• Aim of the exercise:
Return all of the entries exactly, with nothing added or left out.
## Start
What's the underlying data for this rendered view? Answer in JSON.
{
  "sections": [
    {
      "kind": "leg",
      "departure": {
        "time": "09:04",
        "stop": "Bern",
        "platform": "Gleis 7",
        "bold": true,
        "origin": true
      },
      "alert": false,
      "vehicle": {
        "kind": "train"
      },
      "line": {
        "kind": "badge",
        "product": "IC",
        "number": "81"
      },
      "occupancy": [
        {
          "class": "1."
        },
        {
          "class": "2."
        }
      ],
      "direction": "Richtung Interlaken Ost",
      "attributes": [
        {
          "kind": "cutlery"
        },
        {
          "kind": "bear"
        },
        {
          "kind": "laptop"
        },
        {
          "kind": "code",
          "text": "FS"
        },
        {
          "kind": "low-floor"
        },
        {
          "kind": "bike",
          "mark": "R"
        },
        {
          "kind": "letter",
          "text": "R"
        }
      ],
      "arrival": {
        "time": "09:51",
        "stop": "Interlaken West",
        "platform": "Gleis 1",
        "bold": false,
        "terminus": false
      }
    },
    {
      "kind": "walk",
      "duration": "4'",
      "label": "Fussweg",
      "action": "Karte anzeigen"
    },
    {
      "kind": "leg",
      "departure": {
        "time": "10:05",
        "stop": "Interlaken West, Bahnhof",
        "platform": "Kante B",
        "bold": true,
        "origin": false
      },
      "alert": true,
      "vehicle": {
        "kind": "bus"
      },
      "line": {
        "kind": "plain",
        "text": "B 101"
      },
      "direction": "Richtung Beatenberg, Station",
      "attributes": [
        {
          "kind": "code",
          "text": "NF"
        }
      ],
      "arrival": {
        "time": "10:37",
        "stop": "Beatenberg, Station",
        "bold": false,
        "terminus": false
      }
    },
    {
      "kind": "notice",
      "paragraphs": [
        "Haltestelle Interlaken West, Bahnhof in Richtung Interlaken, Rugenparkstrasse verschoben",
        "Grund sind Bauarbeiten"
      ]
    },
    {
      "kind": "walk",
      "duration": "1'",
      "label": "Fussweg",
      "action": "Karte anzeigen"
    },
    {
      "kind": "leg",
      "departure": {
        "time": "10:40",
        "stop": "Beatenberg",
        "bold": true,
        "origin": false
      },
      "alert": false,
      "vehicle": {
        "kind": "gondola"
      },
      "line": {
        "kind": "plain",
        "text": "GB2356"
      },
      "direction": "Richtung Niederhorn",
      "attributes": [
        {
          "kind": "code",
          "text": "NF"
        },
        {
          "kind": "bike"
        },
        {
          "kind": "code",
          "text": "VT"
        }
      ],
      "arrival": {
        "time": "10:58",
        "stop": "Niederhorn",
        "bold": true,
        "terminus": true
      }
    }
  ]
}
## End
• Task output:
What's the underlying data for this rendered view? Answer in JSON.
{
  "sections": [
    {
      "kind": "leg",
      "departure": {
        "time": "09:04",
        "stop": "Bern",
        "platform": "Gleis 7",
        "bold": true,
        "origin": true
      },
      "alert": false,
      "vehicle": {
        "kind": "train"
      },
      "line": {
        "kind": "badge",
        "product": "IC",
        "number": "81"
      },
      "occupancy": [
        {
          "class": "1."
        },
        {
          "class": "2."
        }
      ],
      "direction": "Richtung Interlaken Ost",
      "attributes": [
        {
          "kind": "cutlery"
        },
        {
          "kind": "bear"
        },
        {
          "kind": "laptop"
        },
        {
          "kind": "code",
          "text": "FS"
        },
        {
          "kind": "low-floor"
        },
        {
          "kind": "bike",
          "mark": "R"
        },
        {
          "kind": "letter",
          "text": "R"
        }
      ],
      "arrival": {
        "time": "09:51",
        "stop": "Interlaken West",
        "platform": "Gleis 1",
        "bold": false,
        "terminus": false
      }
    },
    {
      "kind": "walk",
      "duration": "4'",
      "label": "Fussweg",
      "action": "Karte anzeigen"
    },
    {
      "kind": "leg",
      "departure": {
        "time": "10:05",
        "stop": "Interlaken West, Bahnhof",
        "platform": "Kante B",
        "bold": true,
        "origin": false
      },
      "alert": true,
      "vehicle": {
        "kind": "bus"
      },
      "line": {
        "kind": "plain",
        "text": "B 101"
      },
      "direction": "Richtung Beatenberg, Station",
      "attributes": [
        {
          "kind": "code",
          "text": "NF"
        }
      ],
      "arrival": {
        "time": "10:37",
        "stop": "Beatenberg, Station",
        "bold": false,
        "terminus": false
      }
    },
    {
      "kind": "notice",
      "paragraphs": [
        "Haltestelle Interlaken West, Bahnhof in Richtung Interlaken, Rugenparkstrasse verschoben",
        "Grund sind Bauarbeiten"
      ]
    },
    {
      "kind": "walk",
      "duration": "1'",
      "label": "Fussweg",
      "action": "Karte anzeigen"
    },
    {
      "kind": "leg",
      "departure": {
        "time": "10:40",
        "stop": "Beatenberg",
        "bold": true,
        "origin": false
      },
      "alert": false,
      "vehicle": {
        "kind": "gondola"
      },
      "line": {
        "kind": "plain",
        "text": "GB2356"
      },
      "direction": "Richtung Niederhorn",
      "attributes": [
        {
          "kind": "code",
          "text": "NF"
        },
        {
          "kind": "bike"
        },
        {
          "kind": "code",
          "text": "VT"
        }
      ],
      "arrival": {
        "time": "10:58",
        "stop": "Niederhorn",
        "bold": true,
        "terminus": true
      }
    }
  ]
}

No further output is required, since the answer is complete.